— start —

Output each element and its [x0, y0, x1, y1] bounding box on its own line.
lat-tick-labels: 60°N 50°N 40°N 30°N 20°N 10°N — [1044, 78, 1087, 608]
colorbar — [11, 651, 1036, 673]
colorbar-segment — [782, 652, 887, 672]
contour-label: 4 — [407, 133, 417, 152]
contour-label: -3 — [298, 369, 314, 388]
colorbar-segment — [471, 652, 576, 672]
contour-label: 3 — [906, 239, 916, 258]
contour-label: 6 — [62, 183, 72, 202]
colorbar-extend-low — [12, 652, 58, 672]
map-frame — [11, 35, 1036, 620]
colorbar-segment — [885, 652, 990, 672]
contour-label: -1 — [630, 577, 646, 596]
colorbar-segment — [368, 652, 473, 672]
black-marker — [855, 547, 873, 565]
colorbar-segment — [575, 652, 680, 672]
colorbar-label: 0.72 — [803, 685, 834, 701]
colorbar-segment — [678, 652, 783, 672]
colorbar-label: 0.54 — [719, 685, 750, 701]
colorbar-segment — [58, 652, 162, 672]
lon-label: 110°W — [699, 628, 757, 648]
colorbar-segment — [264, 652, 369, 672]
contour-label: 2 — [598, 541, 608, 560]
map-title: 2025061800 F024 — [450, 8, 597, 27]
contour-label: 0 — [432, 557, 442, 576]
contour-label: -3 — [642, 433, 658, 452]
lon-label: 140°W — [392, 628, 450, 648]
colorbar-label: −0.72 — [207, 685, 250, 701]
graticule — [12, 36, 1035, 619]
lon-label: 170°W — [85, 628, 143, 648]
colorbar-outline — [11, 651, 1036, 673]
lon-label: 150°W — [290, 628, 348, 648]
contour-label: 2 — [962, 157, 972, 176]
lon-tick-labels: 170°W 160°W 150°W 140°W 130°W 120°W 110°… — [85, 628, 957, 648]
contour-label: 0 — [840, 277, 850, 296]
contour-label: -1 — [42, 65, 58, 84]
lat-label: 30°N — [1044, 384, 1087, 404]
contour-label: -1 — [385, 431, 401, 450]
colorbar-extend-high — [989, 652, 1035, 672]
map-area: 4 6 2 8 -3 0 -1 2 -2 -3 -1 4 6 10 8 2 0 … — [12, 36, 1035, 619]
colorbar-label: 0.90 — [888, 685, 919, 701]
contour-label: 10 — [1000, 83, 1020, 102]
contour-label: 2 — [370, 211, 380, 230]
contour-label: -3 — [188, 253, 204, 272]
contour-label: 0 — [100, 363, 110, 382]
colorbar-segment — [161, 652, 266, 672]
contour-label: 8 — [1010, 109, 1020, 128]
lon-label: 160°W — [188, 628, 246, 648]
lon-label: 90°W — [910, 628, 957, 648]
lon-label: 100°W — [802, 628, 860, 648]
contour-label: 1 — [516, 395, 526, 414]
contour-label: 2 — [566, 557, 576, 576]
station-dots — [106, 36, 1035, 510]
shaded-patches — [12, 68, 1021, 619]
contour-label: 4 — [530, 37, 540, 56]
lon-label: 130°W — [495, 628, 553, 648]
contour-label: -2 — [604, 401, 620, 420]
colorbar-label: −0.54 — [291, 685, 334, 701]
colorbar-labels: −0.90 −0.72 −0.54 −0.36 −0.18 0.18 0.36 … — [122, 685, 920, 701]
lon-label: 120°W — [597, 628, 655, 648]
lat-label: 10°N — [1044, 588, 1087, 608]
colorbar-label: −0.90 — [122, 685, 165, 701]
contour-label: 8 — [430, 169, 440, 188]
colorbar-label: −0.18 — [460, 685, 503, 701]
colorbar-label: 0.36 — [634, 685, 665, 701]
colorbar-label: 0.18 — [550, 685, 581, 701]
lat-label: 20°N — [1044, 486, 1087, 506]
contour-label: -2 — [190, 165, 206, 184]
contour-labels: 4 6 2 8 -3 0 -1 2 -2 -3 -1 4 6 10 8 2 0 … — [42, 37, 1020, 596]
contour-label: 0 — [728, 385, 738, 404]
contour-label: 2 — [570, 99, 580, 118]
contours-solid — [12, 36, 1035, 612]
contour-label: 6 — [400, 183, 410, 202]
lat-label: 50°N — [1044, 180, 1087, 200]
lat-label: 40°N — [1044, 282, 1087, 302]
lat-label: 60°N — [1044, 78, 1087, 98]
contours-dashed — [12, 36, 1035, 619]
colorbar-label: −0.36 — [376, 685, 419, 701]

— end —

Goal => Copy out the lines of the records above without changing anything.

Completed exercise =>
Output each element and its [x0, y0, x1, y1] bounding box on its own line.
lat-tick-labels: 60°N 50°N 40°N 30°N 20°N 10°N — [1044, 78, 1087, 608]
colorbar — [11, 651, 1036, 673]
colorbar-segment — [782, 652, 887, 672]
contour-label: 4 — [407, 133, 417, 152]
contour-label: -3 — [298, 369, 314, 388]
colorbar-segment — [471, 652, 576, 672]
contour-label: 3 — [906, 239, 916, 258]
contour-label: 6 — [62, 183, 72, 202]
colorbar-extend-low — [12, 652, 58, 672]
map-frame — [11, 35, 1036, 620]
colorbar-segment — [885, 652, 990, 672]
contour-label: -1 — [630, 577, 646, 596]
colorbar-segment — [368, 652, 473, 672]
black-marker — [855, 547, 873, 565]
colorbar-segment — [575, 652, 680, 672]
colorbar-label: 0.72 — [803, 685, 834, 701]
colorbar-segment — [678, 652, 783, 672]
colorbar-label: 0.54 — [719, 685, 750, 701]
colorbar-segment — [58, 652, 162, 672]
lon-label: 110°W — [699, 628, 757, 648]
colorbar-segment — [264, 652, 369, 672]
contour-label: 2 — [598, 541, 608, 560]
map-title: 2025061800 F024 — [450, 8, 597, 27]
contour-label: 0 — [432, 557, 442, 576]
contour-label: -3 — [642, 433, 658, 452]
lon-label: 140°W — [392, 628, 450, 648]
colorbar-label: −0.72 — [207, 685, 250, 701]
graticule — [12, 36, 1035, 619]
lon-label: 170°W — [85, 628, 143, 648]
colorbar-outline — [11, 651, 1036, 673]
lon-label: 150°W — [290, 628, 348, 648]
contour-label: 2 — [962, 157, 972, 176]
lon-tick-labels: 170°W 160°W 150°W 140°W 130°W 120°W 110°… — [85, 628, 957, 648]
contour-label: 0 — [840, 277, 850, 296]
contour-label: -1 — [42, 65, 58, 84]
lat-label: 30°N — [1044, 384, 1087, 404]
contour-label: -1 — [385, 431, 401, 450]
colorbar-extend-high — [989, 652, 1035, 672]
map-area: 4 6 2 8 -3 0 -1 2 -2 -3 -1 4 6 10 8 2 0 … — [12, 36, 1035, 619]
colorbar-label: 0.90 — [888, 685, 919, 701]
contour-label: 10 — [1000, 83, 1020, 102]
contour-label: 2 — [370, 211, 380, 230]
contour-label: -3 — [188, 253, 204, 272]
contour-label: 0 — [100, 363, 110, 382]
colorbar-segment — [161, 652, 266, 672]
contour-label: 8 — [1010, 109, 1020, 128]
lon-label: 160°W — [188, 628, 246, 648]
lon-label: 90°W — [910, 628, 957, 648]
lon-label: 100°W — [802, 628, 860, 648]
contour-label: 1 — [516, 395, 526, 414]
contour-label: 2 — [566, 557, 576, 576]
station-dots — [106, 36, 1035, 510]
shaded-patches — [12, 68, 1021, 619]
contour-label: 4 — [530, 37, 540, 56]
lon-label: 130°W — [495, 628, 553, 648]
contour-label: -2 — [604, 401, 620, 420]
colorbar-label: −0.54 — [291, 685, 334, 701]
colorbar-labels: −0.90 −0.72 −0.54 −0.36 −0.18 0.18 0.36 … — [122, 685, 920, 701]
lon-label: 120°W — [597, 628, 655, 648]
lat-label: 10°N — [1044, 588, 1087, 608]
colorbar-label: −0.90 — [122, 685, 165, 701]
contour-label: 8 — [430, 169, 440, 188]
colorbar-label: −0.18 — [460, 685, 503, 701]
colorbar-label: 0.36 — [634, 685, 665, 701]
colorbar-label: 0.18 — [550, 685, 581, 701]
lat-label: 20°N — [1044, 486, 1087, 506]
contour-label: -2 — [190, 165, 206, 184]
contour-labels: 4 6 2 8 -3 0 -1 2 -2 -3 -1 4 6 10 8 2 0 … — [42, 37, 1020, 596]
contour-label: 0 — [728, 385, 738, 404]
contour-label: 2 — [570, 99, 580, 118]
contours-solid — [12, 36, 1035, 612]
contour-label: 6 — [400, 183, 410, 202]
lat-label: 50°N — [1044, 180, 1087, 200]
lat-label: 40°N — [1044, 282, 1087, 302]
lat-label: 60°N — [1044, 78, 1087, 98]
contours-dashed — [12, 36, 1035, 619]
colorbar-label: −0.36 — [376, 685, 419, 701]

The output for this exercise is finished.